→ **What you are asked to do**
Return the whole listing, line for line, without the pictures in it.

BEGIN Data listing

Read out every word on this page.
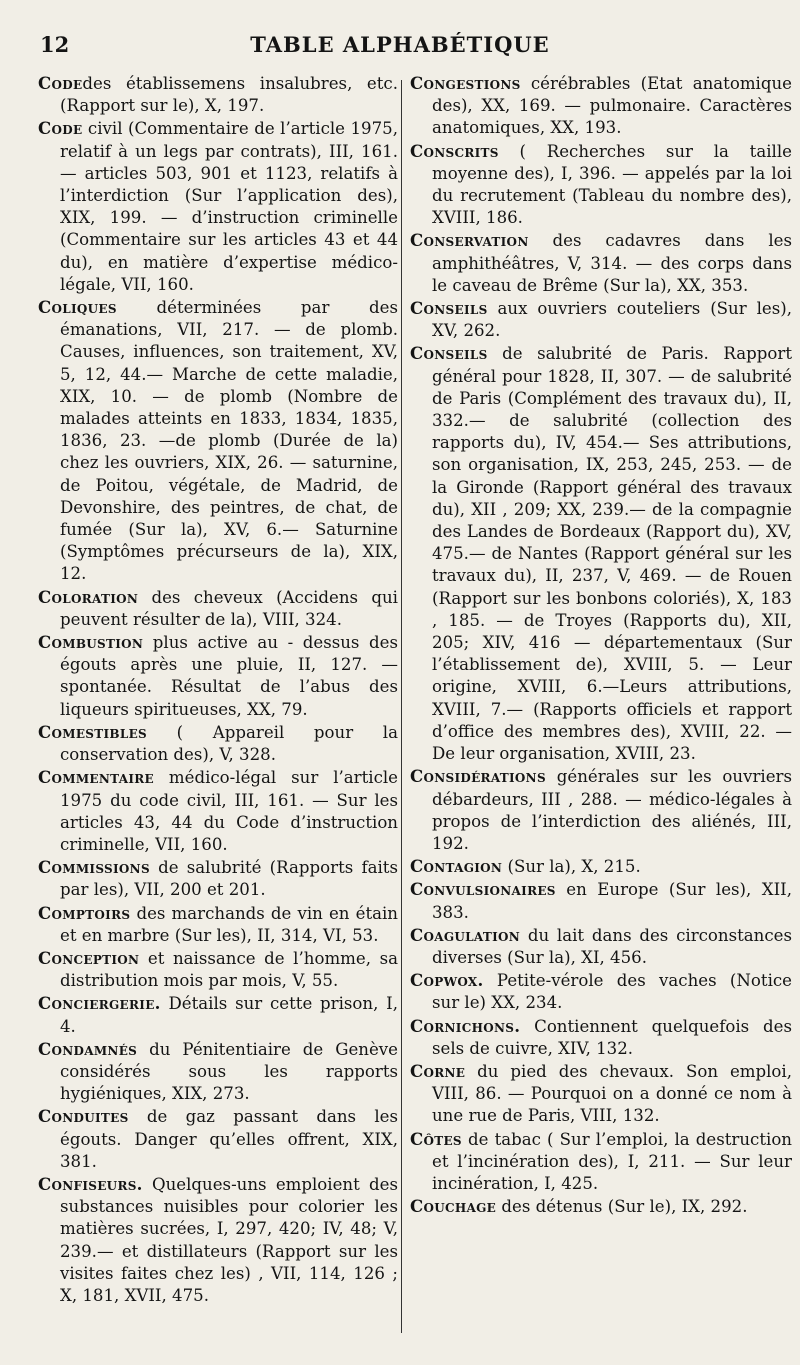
12	TABLE ALPHABÉTIQUE

Codedes établissemens insalubres, etc. (Rapport sur le), X, 197.

Code civil (Commentaire de l’article 1975, relatif à un legs par contrats), III, 161.— articles 503, 901 et 1123, relatifs à l’interdiction (Sur l’application des), XIX, 199. — d’instruction criminelle (Commentaire sur les articles 43 et 44 du), en matière d’expertise médico-légale, VII, 160.

Coliques déterminées par des émanations, VII, 217. — de plomb. Causes, influences, son traitement, XV, 5, 12, 44.— Marche de cette maladie, XIX, 10. — de plomb (Nombre de malades atteints en 1833, 1834, 1835, 1836, 23. —de plomb (Durée de la) chez les ouvriers, XIX, 26. — saturnine, de Poitou, végétale, de Madrid, de Devonshire, des peintres, de chat, de fumée (Sur la), XV, 6.— Saturnine (Symptômes précurseurs de la), XIX, 12.

Coloration des cheveux (Accidens qui peuvent résulter de la), VIII, 324.

Combustion plus active au - dessus des égouts après une pluie, II, 127. — spontanée. Résultat de l’abus des liqueurs spiritueuses, XX, 79.

Comestibles ( Appareil pour la conservation des), V, 328.

Commentaire médico-légal sur l’article 1975 du code civil, III, 161. — Sur les articles 43, 44 du Code d’instruction criminelle, VII, 160.

Commissions de salubrité (Rapports faits par les), VII, 200 et 201.

Comptoirs des marchands de vin en étain et en marbre (Sur les), II, 314, VI, 53.

Conception et naissance de l’homme, sa distribution mois par mois, V, 55.

Conciergerie. Détails sur cette prison, I, 4.

Condamnés du Pénitentiaire de Genève considérés sous les rapports hygiéniques, XIX, 273.

Conduites de gaz passant dans les égouts. Danger qu’elles offrent, XIX, 381.

Confiseurs. Quelques-uns emploient des substances nuisibles pour colorier les matières sucrées, I, 297, 420; IV, 48; V, 239.— et distillateurs (Rapport sur les visites faites chez les) , VII, 114, 126 ; X, 181, XVII, 475.

Congestions cérébrables (Etat anatomique des), XX, 169. — pulmonaire. Caractères anatomiques, XX, 193.

Conscrits ( Recherches sur la taille moyenne des), I, 396. — appelés par la loi du recrutement (Tableau du nombre des), XVIII, 186.

Conservation des cadavres dans les amphithéâtres, V, 314. — des corps dans le caveau de Brême (Sur la), XX, 353.

Conseils aux ouvriers couteliers (Sur les), XV, 262.

Conseils de salubrité de Paris. Rapport général pour 1828, II, 307. — de salubrité de Paris (Complément des travaux du), II, 332.— de salubrité (collection des rapports du), IV, 454.— Ses attributions, son organisation, IX, 253, 245, 253. — de la Gironde (Rapport général des travaux du), XII , 209; XX, 239.— de la compagnie des Landes de Bordeaux (Rapport du), XV, 475.— de Nantes (Rapport général sur les travaux du), II, 237, V, 469. — de Rouen (Rapport sur les bonbons coloriés), X, 183 , 185. — de Troyes (Rapports du), XII, 205; XIV, 416 — départementaux (Sur l’établissement de), XVIII, 5. — Leur origine, XVIII, 6.—Leurs attributions, XVIII, 7.— (Rapports officiels et rapport d’office des membres des), XVIII, 22. — De leur organisation, XVIII, 23.

Considérations générales sur les ouvriers débardeurs, III , 288. — médico-légales à propos de l’interdiction des aliénés, III, 192.

Contagion (Sur la), X, 215.

Convulsionaires en Europe (Sur les), XII, 383.

Coagulation du lait dans des circonstances diverses (Sur la), XI, 456.

Copwox. Petite-vérole des vaches (Notice sur le) XX, 234.

Cornichons. Contiennent quelquefois des sels de cuivre, XIV, 132.

Corne du pied des chevaux. Son emploi, VIII, 86. — Pourquoi on a donné ce nom à une rue de Paris, VIII, 132.

Côtes de tabac ( Sur l’emploi, la destruction et l’incinération des), I, 211. — Sur leur incinération, I, 425.

Couchage des détenus (Sur le), IX, 292.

END Data listing

→ **Solution to this exercise**
Read out every word on this page.
12	TABLE ALPHABÉTIQUE

Codedes établissemens insalubres, etc. (Rapport sur le), X, 197.

Code civil (Commentaire de l’article 1975, relatif à un legs par contrats), III, 161.— articles 503, 901 et 1123, relatifs à l’interdiction (Sur l’application des), XIX, 199. — d’instruction criminelle (Commentaire sur les articles 43 et 44 du), en matière d’expertise médico-légale, VII, 160.

Coliques déterminées par des émanations, VII, 217. — de plomb. Causes, influences, son traitement, XV, 5, 12, 44.— Marche de cette maladie, XIX, 10. — de plomb (Nombre de malades atteints en 1833, 1834, 1835, 1836, 23. —de plomb (Durée de la) chez les ouvriers, XIX, 26. — saturnine, de Poitou, végétale, de Madrid, de Devonshire, des peintres, de chat, de fumée (Sur la), XV, 6.— Saturnine (Symptômes précurseurs de la), XIX, 12.

Coloration des cheveux (Accidens qui peuvent résulter de la), VIII, 324.

Combustion plus active au - dessus des égouts après une pluie, II, 127. — spontanée. Résultat de l’abus des liqueurs spiritueuses, XX, 79.

Comestibles ( Appareil pour la conservation des), V, 328.

Commentaire médico-légal sur l’article 1975 du code civil, III, 161. — Sur les articles 43, 44 du Code d’instruction criminelle, VII, 160.

Commissions de salubrité (Rapports faits par les), VII, 200 et 201.

Comptoirs des marchands de vin en étain et en marbre (Sur les), II, 314, VI, 53.

Conception et naissance de l’homme, sa distribution mois par mois, V, 55.

Conciergerie. Détails sur cette prison, I, 4.

Condamnés du Pénitentiaire de Genève considérés sous les rapports hygiéniques, XIX, 273.

Conduites de gaz passant dans les égouts. Danger qu’elles offrent, XIX, 381.

Confiseurs. Quelques-uns emploient des substances nuisibles pour colorier les matières sucrées, I, 297, 420; IV, 48; V, 239.— et distillateurs (Rapport sur les visites faites chez les) , VII, 114, 126 ; X, 181, XVII, 475.

Congestions cérébrables (Etat anatomique des), XX, 169. — pulmonaire. Caractères anatomiques, XX, 193.

Conscrits ( Recherches sur la taille moyenne des), I, 396. — appelés par la loi du recrutement (Tableau du nombre des), XVIII, 186.

Conservation des cadavres dans les amphithéâtres, V, 314. — des corps dans le caveau de Brême (Sur la), XX, 353.

Conseils aux ouvriers couteliers (Sur les), XV, 262.

Conseils de salubrité de Paris. Rapport général pour 1828, II, 307. — de salubrité de Paris (Complément des travaux du), II, 332.— de salubrité (collection des rapports du), IV, 454.— Ses attributions, son organisation, IX, 253, 245, 253. — de la Gironde (Rapport général des travaux du), XII , 209; XX, 239.— de la compagnie des Landes de Bordeaux (Rapport du), XV, 475.— de Nantes (Rapport général sur les travaux du), II, 237, V, 469. — de Rouen (Rapport sur les bonbons coloriés), X, 183 , 185. — de Troyes (Rapports du), XII, 205; XIV, 416 — départementaux (Sur l’établissement de), XVIII, 5. — Leur origine, XVIII, 6.—Leurs attributions, XVIII, 7.— (Rapports officiels et rapport d’office des membres des), XVIII, 22. — De leur organisation, XVIII, 23.

Considérations générales sur les ouvriers débardeurs, III , 288. — médico-légales à propos de l’interdiction des aliénés, III, 192.

Contagion (Sur la), X, 215.

Convulsionaires en Europe (Sur les), XII, 383.

Coagulation du lait dans des circonstances diverses (Sur la), XI, 456.

Copwox. Petite-vérole des vaches (Notice sur le) XX, 234.

Cornichons. Contiennent quelquefois des sels de cuivre, XIV, 132.

Corne du pied des chevaux. Son emploi, VIII, 86. — Pourquoi on a donné ce nom à une rue de Paris, VIII, 132.

Côtes de tabac ( Sur l’emploi, la destruction et l’incinération des), I, 211. — Sur leur incinération, I, 425.

Couchage des détenus (Sur le), IX, 292.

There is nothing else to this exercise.